Find the line containing "Convert this screenshot", then print it and each following line through the end of the records, exactly and with nothing added; leave out any pictures.

(Saved entries)
[START]
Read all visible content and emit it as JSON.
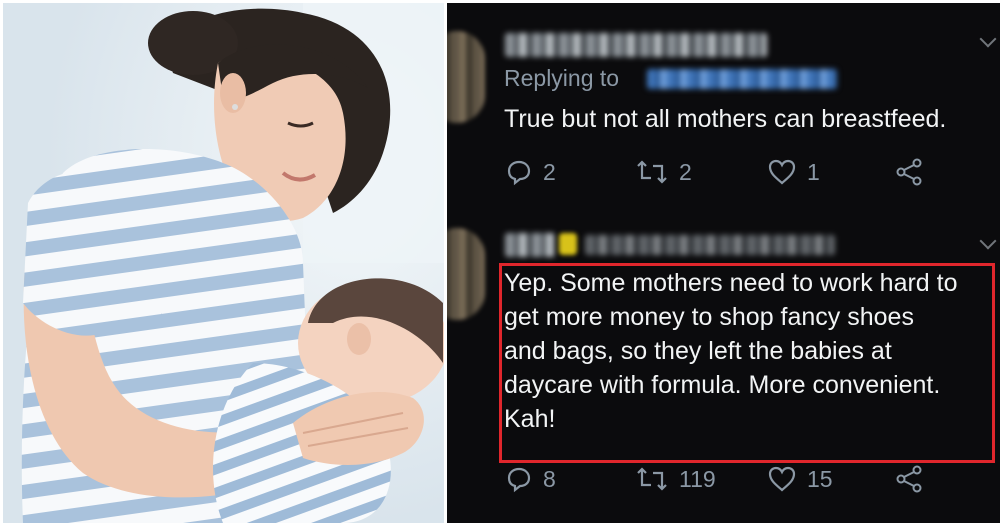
{
  "left_image": {
    "subject": "mother breastfeeding baby photo"
  },
  "tweets": [
    {
      "reply_prefix": "Replying to",
      "text": "True but not all mothers can breastfeed.",
      "actions": {
        "replies": "2",
        "retweets": "2",
        "likes": "1"
      }
    },
    {
      "text": "Yep. Some mothers need to work hard to\nget more money to shop fancy shoes\nand bags, so they left the babies at\ndaycare with formula. More convenient.\nKah!",
      "actions": {
        "replies": "8",
        "retweets": "119",
        "likes": "15"
      },
      "highlighted": true
    }
  ],
  "colors": {
    "background": "#0b0b0d",
    "text": "#f2f4f5",
    "muted": "#8b98a5",
    "highlight_border": "#e0262c"
  },
  "icons": [
    "reply-icon",
    "retweet-icon",
    "like-icon",
    "share-icon",
    "chevron-down-icon"
  ]
}
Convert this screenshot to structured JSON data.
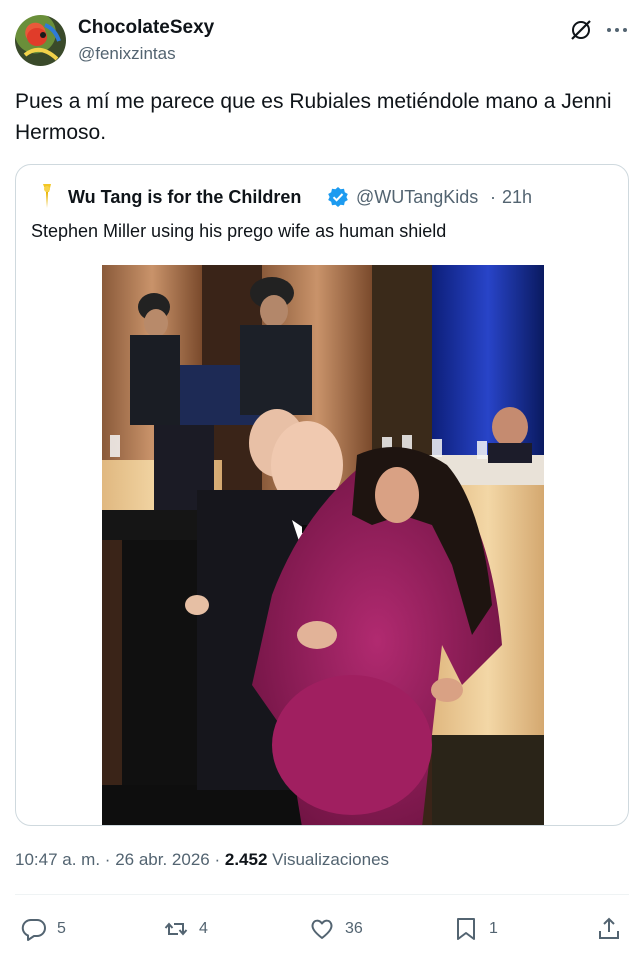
{
  "author": {
    "name": "ChocolateSexy",
    "handle": "@fenixzintas"
  },
  "tweet": {
    "text": "Pues a mí me parece que es Rubiales metiéndole mano a Jenni Hermoso."
  },
  "quoted": {
    "name": "Wu Tang is for the Children",
    "handle": "@WUTangKids",
    "separator": "·",
    "time": "21h",
    "text": "Stephen Miller using his prego wife as human shield",
    "verified": true
  },
  "meta": {
    "time": "10:47 a. m.",
    "sep1": "·",
    "date": "26 abr. 2026",
    "sep2": "·",
    "views_count": "2.452",
    "views_label": "Visualizaciones"
  },
  "actions": {
    "replies": "5",
    "reposts": "4",
    "likes": "36",
    "bookmarks": "1"
  },
  "colors": {
    "text": "#0f1419",
    "secondary": "#536471",
    "border": "#cfd9de",
    "verified": "#1d9bf0",
    "dress": "#9c1f5e"
  },
  "icons": [
    "grok-icon",
    "more-icon",
    "verified-icon",
    "reply-icon",
    "repost-icon",
    "like-icon",
    "bookmark-icon",
    "share-icon"
  ]
}
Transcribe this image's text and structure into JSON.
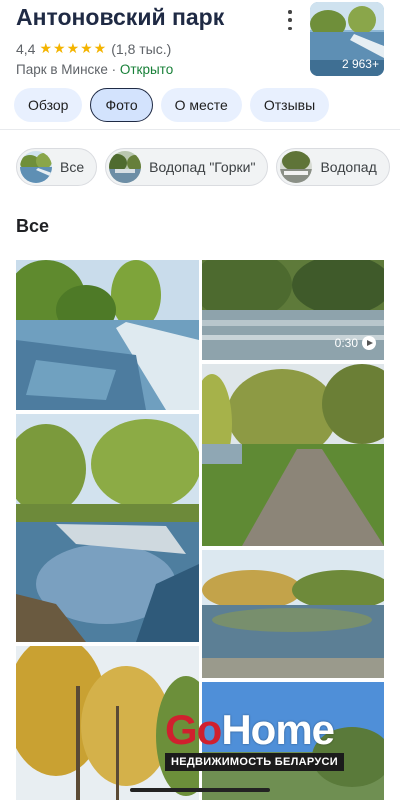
[END]
* Answer to the exercise
Convert this screenshot to structured JSON data.
{
  "author": {
    "name": "ChocolateSexy",
    "handle": "@fenixzintas"
  },
  "tweet": {
    "text": "Pues a mí me parece que es Rubiales metiéndole mano a Jenni Hermoso."
  },
  "quoted": {
    "name": "Wu Tang is for the Children",
    "handle": "@WUTangKids",
    "separator": "·",
    "time": "21h",
    "text": "Stephen Miller using his prego wife as human shield",
    "verified": true
  },
  "meta": {
    "time": "10:47 a. m.",
    "sep1": "·",
    "date": "26 abr. 2026",
    "sep2": "·",
    "views_count": "2.452",
    "views_label": "Visualizaciones"
  },
  "actions": {
    "replies": "5",
    "reposts": "4",
    "likes": "36",
    "bookmarks": "1"
  },
  "colors": {
    "text": "#0f1419",
    "secondary": "#536471",
    "border": "#cfd9de",
    "verified": "#1d9bf0",
    "dress": "#9c1f5e"
  },
  "icons": [
    "grok-icon",
    "more-icon",
    "verified-icon",
    "reply-icon",
    "repost-icon",
    "like-icon",
    "bookmark-icon",
    "share-icon"
  ]
}
Transcribe this image's text and structure into JSON.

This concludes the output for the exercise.